Exercise data
▼▼▼

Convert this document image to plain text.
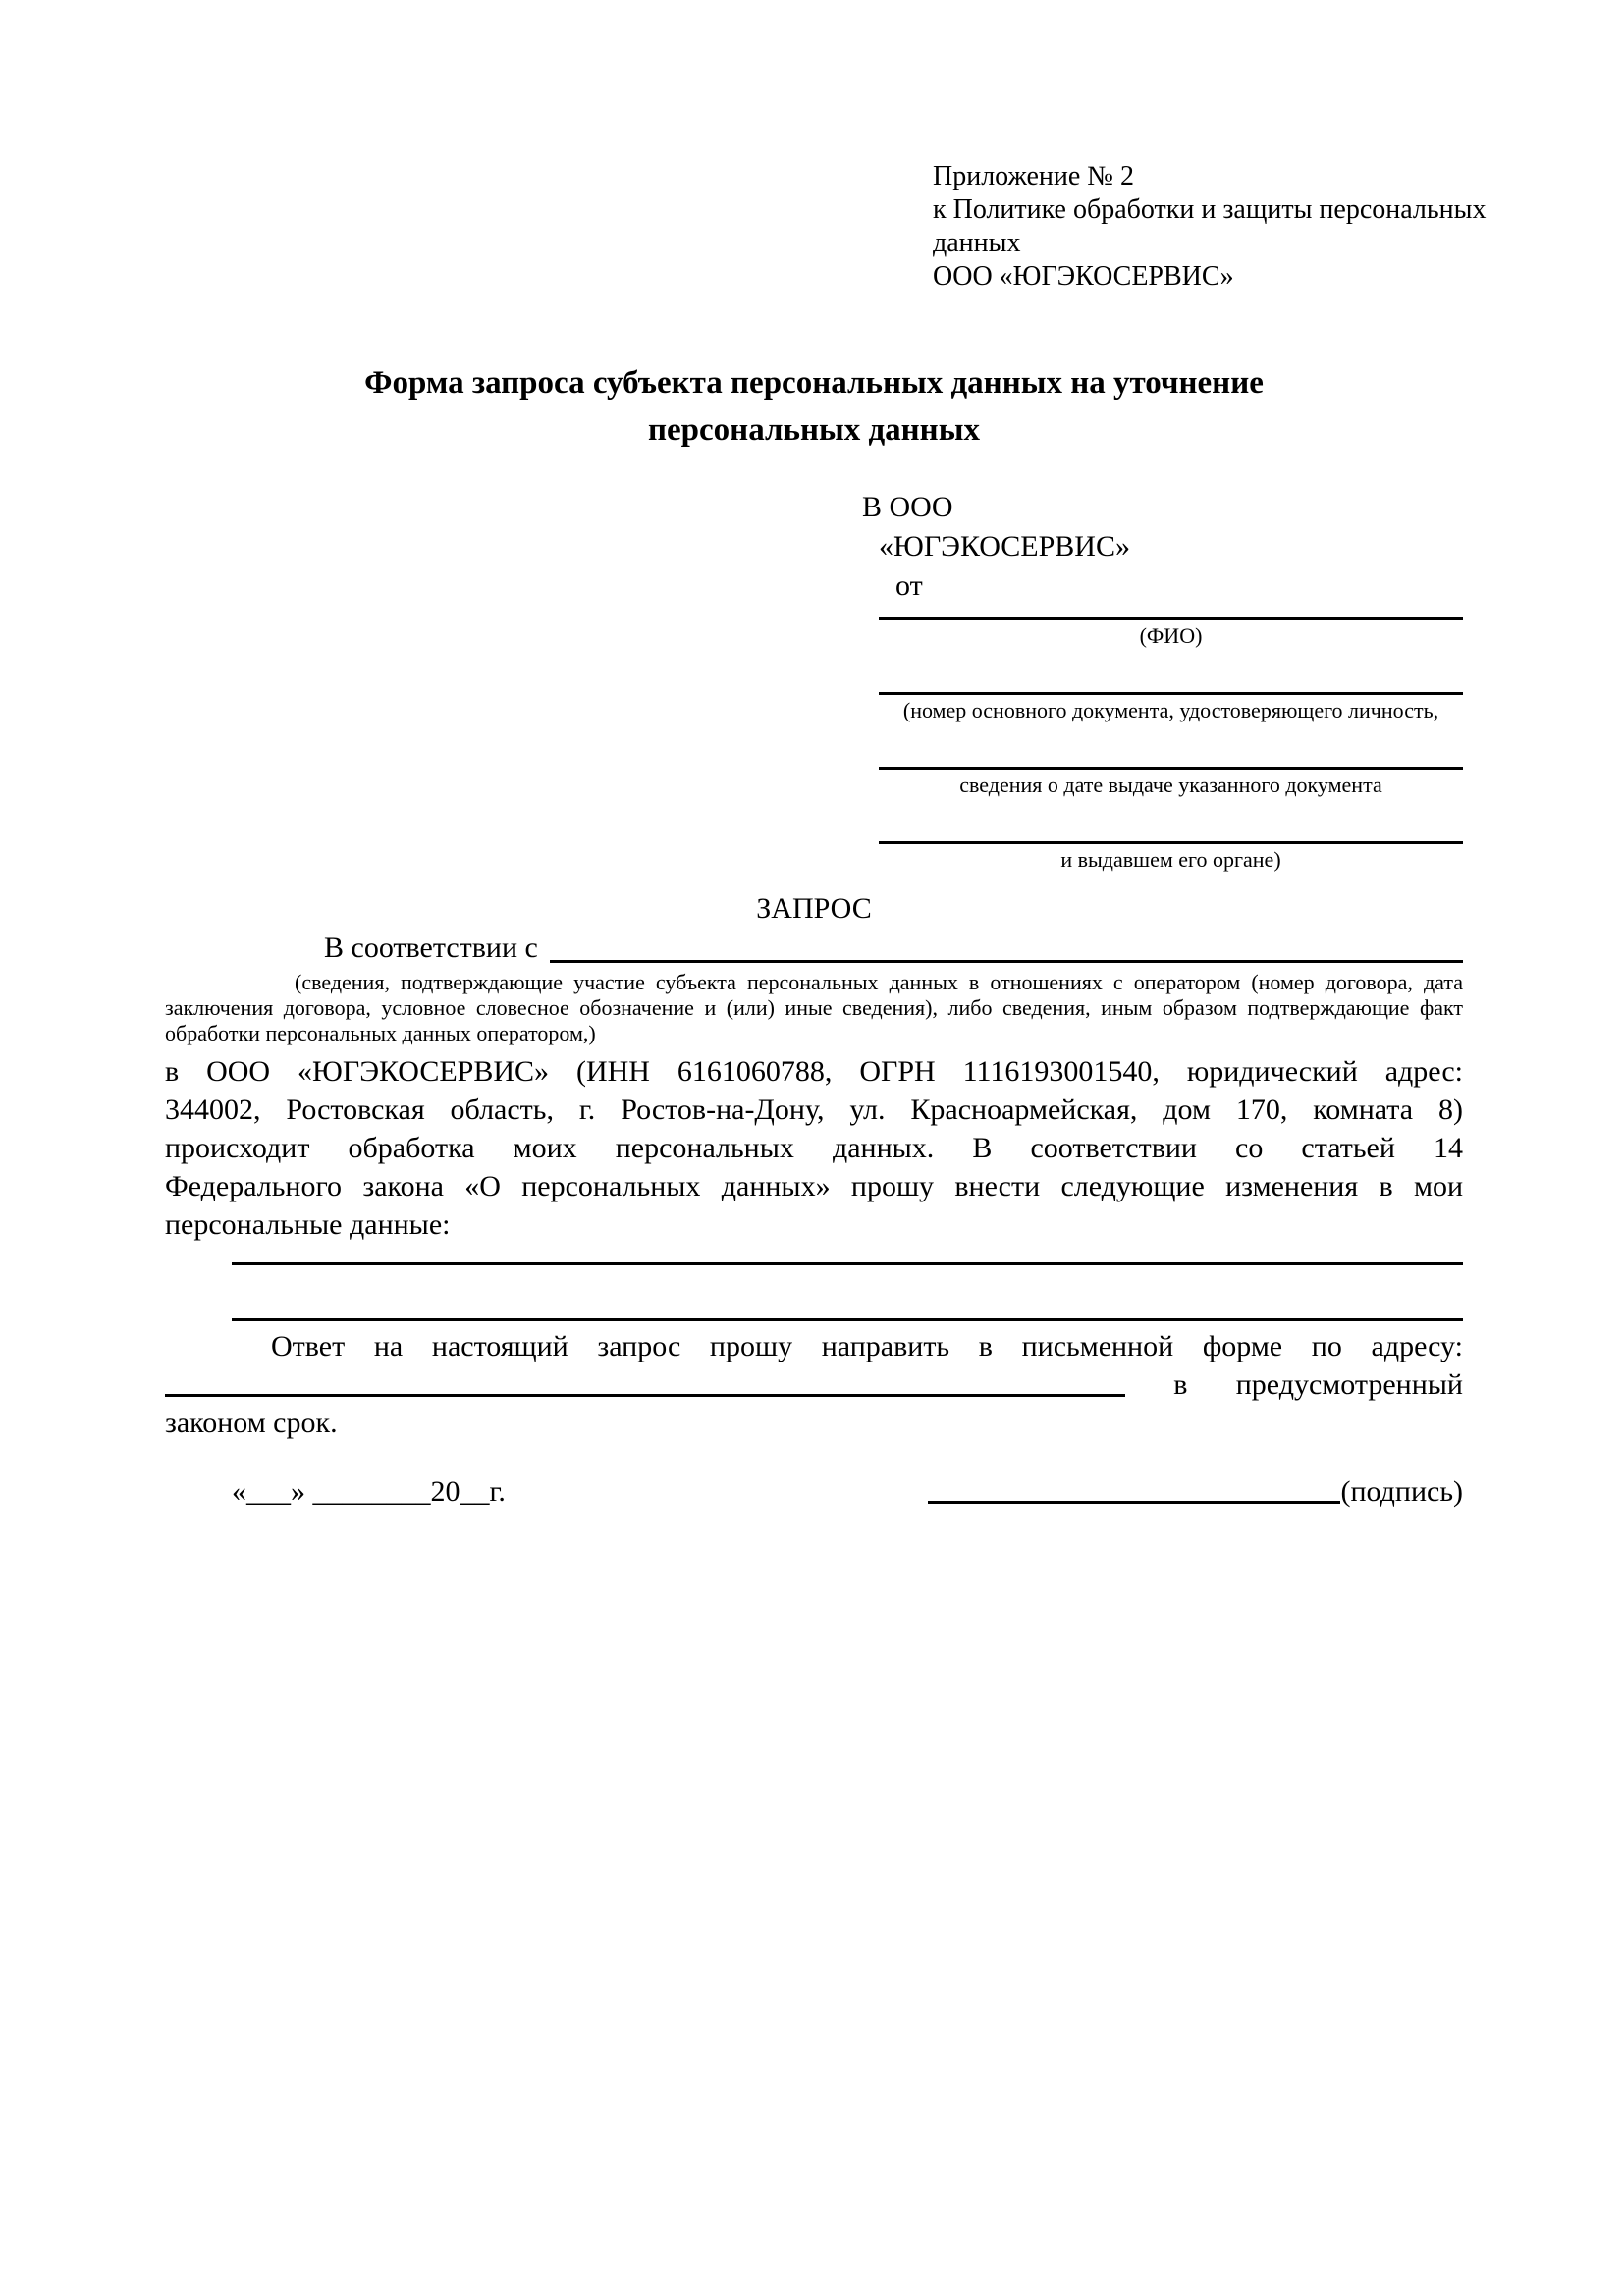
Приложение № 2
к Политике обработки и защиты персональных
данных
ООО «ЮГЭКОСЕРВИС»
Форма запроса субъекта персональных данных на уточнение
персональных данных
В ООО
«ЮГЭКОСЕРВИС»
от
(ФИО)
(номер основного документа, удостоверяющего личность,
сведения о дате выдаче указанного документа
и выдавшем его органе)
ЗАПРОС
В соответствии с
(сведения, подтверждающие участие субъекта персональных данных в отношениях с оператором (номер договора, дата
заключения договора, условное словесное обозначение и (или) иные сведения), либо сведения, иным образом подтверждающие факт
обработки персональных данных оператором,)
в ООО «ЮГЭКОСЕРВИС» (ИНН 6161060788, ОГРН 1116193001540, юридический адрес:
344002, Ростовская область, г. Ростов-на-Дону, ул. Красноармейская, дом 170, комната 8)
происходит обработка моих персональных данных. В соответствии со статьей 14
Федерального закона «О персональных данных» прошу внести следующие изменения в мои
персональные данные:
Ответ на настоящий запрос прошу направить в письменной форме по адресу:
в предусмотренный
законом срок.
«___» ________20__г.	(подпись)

▲▲▲
▼▼▼

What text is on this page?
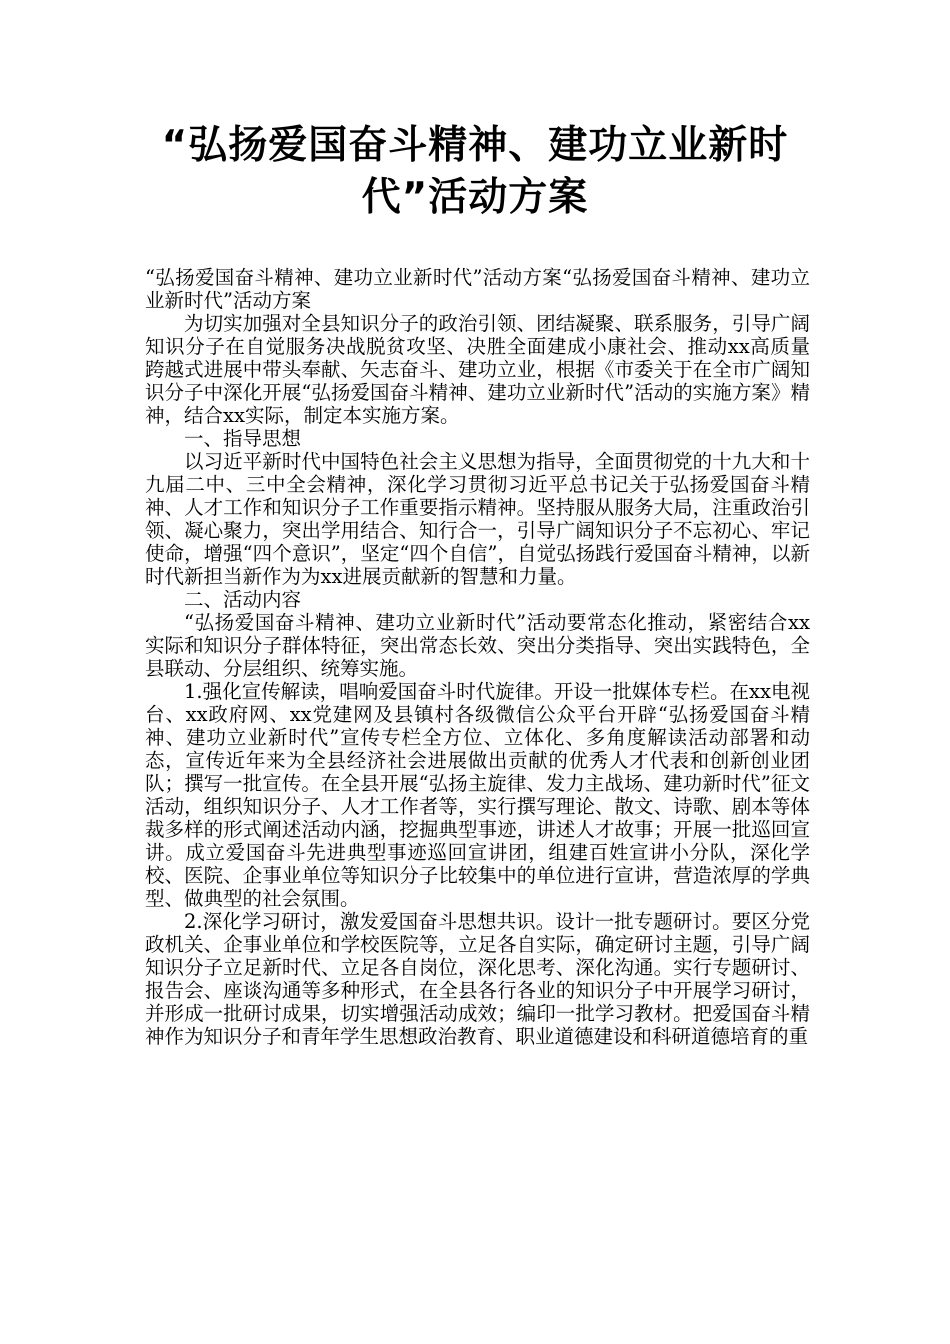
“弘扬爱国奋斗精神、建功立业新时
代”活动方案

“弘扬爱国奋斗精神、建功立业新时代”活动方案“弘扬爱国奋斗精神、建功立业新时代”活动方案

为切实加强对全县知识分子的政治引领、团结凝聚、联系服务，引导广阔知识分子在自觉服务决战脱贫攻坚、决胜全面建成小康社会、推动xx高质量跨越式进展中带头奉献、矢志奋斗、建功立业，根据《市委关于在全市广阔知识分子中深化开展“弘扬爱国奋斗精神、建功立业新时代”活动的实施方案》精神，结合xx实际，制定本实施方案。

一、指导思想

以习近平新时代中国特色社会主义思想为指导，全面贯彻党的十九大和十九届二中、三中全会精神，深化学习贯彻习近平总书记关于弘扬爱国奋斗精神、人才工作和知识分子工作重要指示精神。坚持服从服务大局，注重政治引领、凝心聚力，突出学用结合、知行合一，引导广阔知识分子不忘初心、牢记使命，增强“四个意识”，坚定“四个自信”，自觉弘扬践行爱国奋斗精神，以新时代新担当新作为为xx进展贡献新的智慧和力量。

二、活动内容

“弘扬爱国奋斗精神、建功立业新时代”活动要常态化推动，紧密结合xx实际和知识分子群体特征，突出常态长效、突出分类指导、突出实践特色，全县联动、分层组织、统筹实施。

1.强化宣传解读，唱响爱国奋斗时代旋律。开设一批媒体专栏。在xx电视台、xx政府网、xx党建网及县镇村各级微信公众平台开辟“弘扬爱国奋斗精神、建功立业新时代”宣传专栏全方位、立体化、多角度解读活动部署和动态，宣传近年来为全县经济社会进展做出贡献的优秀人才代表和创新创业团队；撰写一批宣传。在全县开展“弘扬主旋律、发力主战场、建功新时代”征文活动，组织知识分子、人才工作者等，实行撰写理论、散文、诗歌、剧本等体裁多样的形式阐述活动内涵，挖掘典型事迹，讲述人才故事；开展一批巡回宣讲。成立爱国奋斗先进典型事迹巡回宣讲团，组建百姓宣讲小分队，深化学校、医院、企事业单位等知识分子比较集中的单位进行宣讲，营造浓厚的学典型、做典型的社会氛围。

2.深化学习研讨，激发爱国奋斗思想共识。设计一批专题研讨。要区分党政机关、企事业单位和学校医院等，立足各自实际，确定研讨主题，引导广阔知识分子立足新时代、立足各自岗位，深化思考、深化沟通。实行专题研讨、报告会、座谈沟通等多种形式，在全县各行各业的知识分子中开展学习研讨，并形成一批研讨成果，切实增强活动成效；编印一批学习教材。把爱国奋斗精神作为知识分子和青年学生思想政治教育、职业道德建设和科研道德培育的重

▲▲▲

Prompt
Copy every line that contains the string "text".

Response to the exercise
Convert this document image to plain text.
What text is on this page?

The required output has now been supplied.